◆ How to complete this task:
Answer these questions from the elopement deficiency summary:
1. At about what time did a CNA see the resident at the nurse station asking how to leave the facility?
2. According to the DON, what had not been initiated for the resident before the incident?
3. Where did staff and local police find the resident?

◆ Excerpted text:

Failure to Supervise Resident and Prevent Elopement From Secured Unit
Penalty
Summary
The deficiency involves the facility’s failure to ensure adequate supervision and prevent elopement for a resident on a secured unit who had a legal guardian and a care plan requiring that he/she remain in the facility unless supervised. The resident, admitted with dementia with behavioral disturbances, anxiety, major depressive disorder, and frontotemporal neurocognitive disorder, ambulated independently and required physical assistance with ADLs. The facility’s elopement policy required that residents at risk for wandering or elopement have care plan strategies and interventions to maintain safety. Despite this, the DON acknowledged that no elopement assessment or care plan interventions had been initiated for this resident prior to the incident, even after staff observed the resident asking how to leave the facility. On the day of the incident, a CNA observed the resident at the nurse station around 2:30 P.M. asking how to leave the facility. The CNA reported that the resident routinely wandered the unit but was not known to exhibit exit-seeking behavior and therefore did not believe the resident would leave. Around 2:40 P.M., a nurse saw the resident at the nursing station interacting with staff, and by approximately 3:00 P.M., during final clinical rounds, the nurse noted the resident was missing and activated an elopement code. Staff searched the interior and exterior of the facility without success, and about 45 minutes later, staff and local police located the resident at his/her former home approximately two miles away. The administrator reported that exit doors and rear doors were alarmed and required codes, and presumed the resident may have exited by entering an elevator with a visitor who had access to the code, but staff had previously shared alarm/elevator codes with visitors or outside consultants.

◆ Source data:
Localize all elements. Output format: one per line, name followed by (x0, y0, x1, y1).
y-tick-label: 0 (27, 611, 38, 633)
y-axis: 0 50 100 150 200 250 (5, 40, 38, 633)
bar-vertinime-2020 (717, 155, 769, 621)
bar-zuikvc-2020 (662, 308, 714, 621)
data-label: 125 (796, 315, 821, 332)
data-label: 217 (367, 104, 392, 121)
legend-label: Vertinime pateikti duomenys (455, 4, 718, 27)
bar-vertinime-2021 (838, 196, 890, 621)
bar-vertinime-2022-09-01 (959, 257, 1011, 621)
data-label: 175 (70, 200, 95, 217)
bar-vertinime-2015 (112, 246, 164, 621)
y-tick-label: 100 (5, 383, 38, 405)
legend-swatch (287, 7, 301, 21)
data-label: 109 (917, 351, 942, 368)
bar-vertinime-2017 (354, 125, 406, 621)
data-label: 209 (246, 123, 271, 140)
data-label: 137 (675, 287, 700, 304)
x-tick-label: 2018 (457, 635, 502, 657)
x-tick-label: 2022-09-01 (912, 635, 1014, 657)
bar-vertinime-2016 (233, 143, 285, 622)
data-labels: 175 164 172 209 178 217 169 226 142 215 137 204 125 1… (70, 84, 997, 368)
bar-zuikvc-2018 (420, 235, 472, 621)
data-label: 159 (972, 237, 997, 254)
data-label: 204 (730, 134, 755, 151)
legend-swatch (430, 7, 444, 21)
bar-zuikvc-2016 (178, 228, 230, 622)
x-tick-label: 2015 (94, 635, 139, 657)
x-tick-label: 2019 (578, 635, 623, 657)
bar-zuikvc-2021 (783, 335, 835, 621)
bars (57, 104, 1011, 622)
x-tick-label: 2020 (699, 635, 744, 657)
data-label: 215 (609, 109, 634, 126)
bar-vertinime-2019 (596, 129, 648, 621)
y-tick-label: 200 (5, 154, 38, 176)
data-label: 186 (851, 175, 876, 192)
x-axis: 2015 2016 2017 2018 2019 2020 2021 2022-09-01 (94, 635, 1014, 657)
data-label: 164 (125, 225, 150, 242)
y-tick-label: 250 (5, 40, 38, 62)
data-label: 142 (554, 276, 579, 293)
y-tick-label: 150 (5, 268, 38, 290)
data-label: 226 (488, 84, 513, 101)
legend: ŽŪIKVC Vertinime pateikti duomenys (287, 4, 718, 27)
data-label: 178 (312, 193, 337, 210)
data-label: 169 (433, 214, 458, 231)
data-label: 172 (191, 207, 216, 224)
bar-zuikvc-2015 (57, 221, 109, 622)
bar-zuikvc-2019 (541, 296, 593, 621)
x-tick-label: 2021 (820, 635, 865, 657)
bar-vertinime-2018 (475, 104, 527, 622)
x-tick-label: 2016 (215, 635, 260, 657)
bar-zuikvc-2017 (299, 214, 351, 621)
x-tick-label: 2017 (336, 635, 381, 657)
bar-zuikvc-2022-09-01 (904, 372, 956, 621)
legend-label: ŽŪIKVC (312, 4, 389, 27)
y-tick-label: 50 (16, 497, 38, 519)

◆ Response for this exercise:
1. Around 2:30 P.M.
2. An elopement assessment and care plan interventions.
3. At the resident's former home, about two miles away.